Data records

[Start]

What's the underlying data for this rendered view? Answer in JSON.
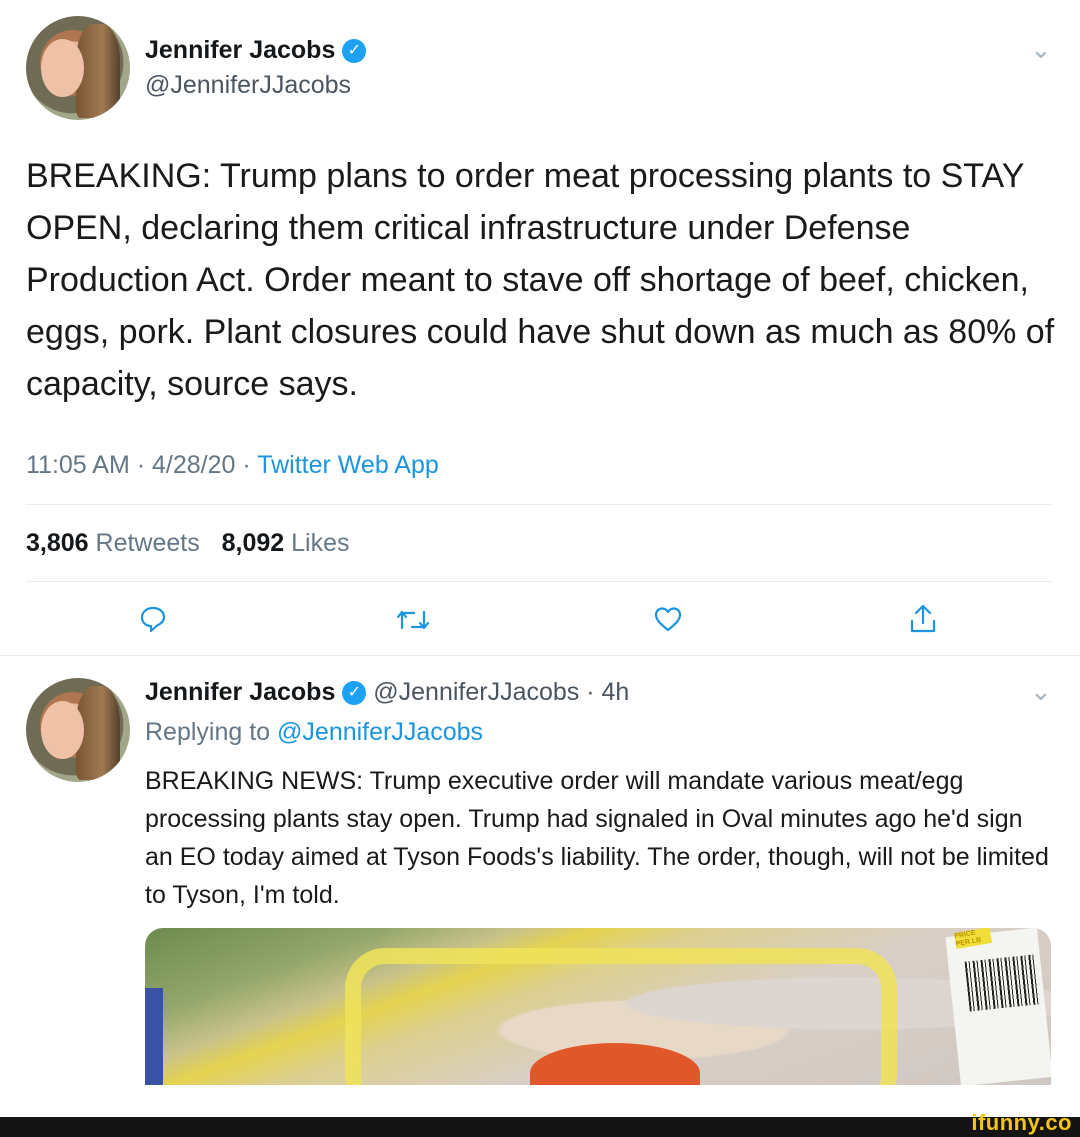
{
  "main_tweet": {
    "author_name": "Jennifer Jacobs",
    "author_handle": "@JenniferJJacobs",
    "text": "BREAKING: Trump plans to order meat processing plants to STAY OPEN, declaring them critical infrastructure under Defense Production Act. Order meant to stave off shortage of beef, chicken, eggs, pork. Plant closures could have shut down as much as 80% of capacity, source says.",
    "time": "11:05 AM",
    "date": "4/28/20",
    "source": "Twitter Web App",
    "retweets_count": "3,806",
    "retweets_label": "Retweets",
    "likes_count": "8,092",
    "likes_label": "Likes"
  },
  "reply_tweet": {
    "author_name": "Jennifer Jacobs",
    "author_handle": "@JenniferJJacobs",
    "age": "4h",
    "replying_prefix": "Replying to",
    "replying_to": "@JenniferJJacobs",
    "text": "BREAKING NEWS: Trump executive order will mandate various meat/egg processing plants stay open. Trump had signaled in Oval minutes ago he'd sign an EO today aimed at Tyson Foods's liability. The order, though, will not be limited to Tyson, I'm told."
  },
  "icons": {
    "verified": "verified-check-icon",
    "menu": "chevron-down-icon",
    "reply": "reply-icon",
    "retweet": "retweet-icon",
    "like": "heart-icon",
    "share": "share-icon"
  },
  "colors": {
    "link": "#1b95e0",
    "verified": "#1da1f2",
    "muted": "#657786",
    "watermark": "#f5c518"
  },
  "photo_label_text": "PRICE PER LB",
  "watermark": "ifunny.co"
}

[End]

Aim of the task
Reproduce every line exactly and omit all pictures.

Response below
What's the underlying data for this rendered view? Answer in JSON.
{
  "main_tweet": {
    "author_name": "Jennifer Jacobs",
    "author_handle": "@JenniferJJacobs",
    "text": "BREAKING: Trump plans to order meat processing plants to STAY OPEN, declaring them critical infrastructure under Defense Production Act. Order meant to stave off shortage of beef, chicken, eggs, pork. Plant closures could have shut down as much as 80% of capacity, source says.",
    "time": "11:05 AM",
    "date": "4/28/20",
    "source": "Twitter Web App",
    "retweets_count": "3,806",
    "retweets_label": "Retweets",
    "likes_count": "8,092",
    "likes_label": "Likes"
  },
  "reply_tweet": {
    "author_name": "Jennifer Jacobs",
    "author_handle": "@JenniferJJacobs",
    "age": "4h",
    "replying_prefix": "Replying to",
    "replying_to": "@JenniferJJacobs",
    "text": "BREAKING NEWS: Trump executive order will mandate various meat/egg processing plants stay open. Trump had signaled in Oval minutes ago he'd sign an EO today aimed at Tyson Foods's liability. The order, though, will not be limited to Tyson, I'm told."
  },
  "icons": {
    "verified": "verified-check-icon",
    "menu": "chevron-down-icon",
    "reply": "reply-icon",
    "retweet": "retweet-icon",
    "like": "heart-icon",
    "share": "share-icon"
  },
  "colors": {
    "link": "#1b95e0",
    "verified": "#1da1f2",
    "muted": "#657786",
    "watermark": "#f5c518"
  },
  "photo_label_text": "PRICE PER LB",
  "watermark": "ifunny.co"
}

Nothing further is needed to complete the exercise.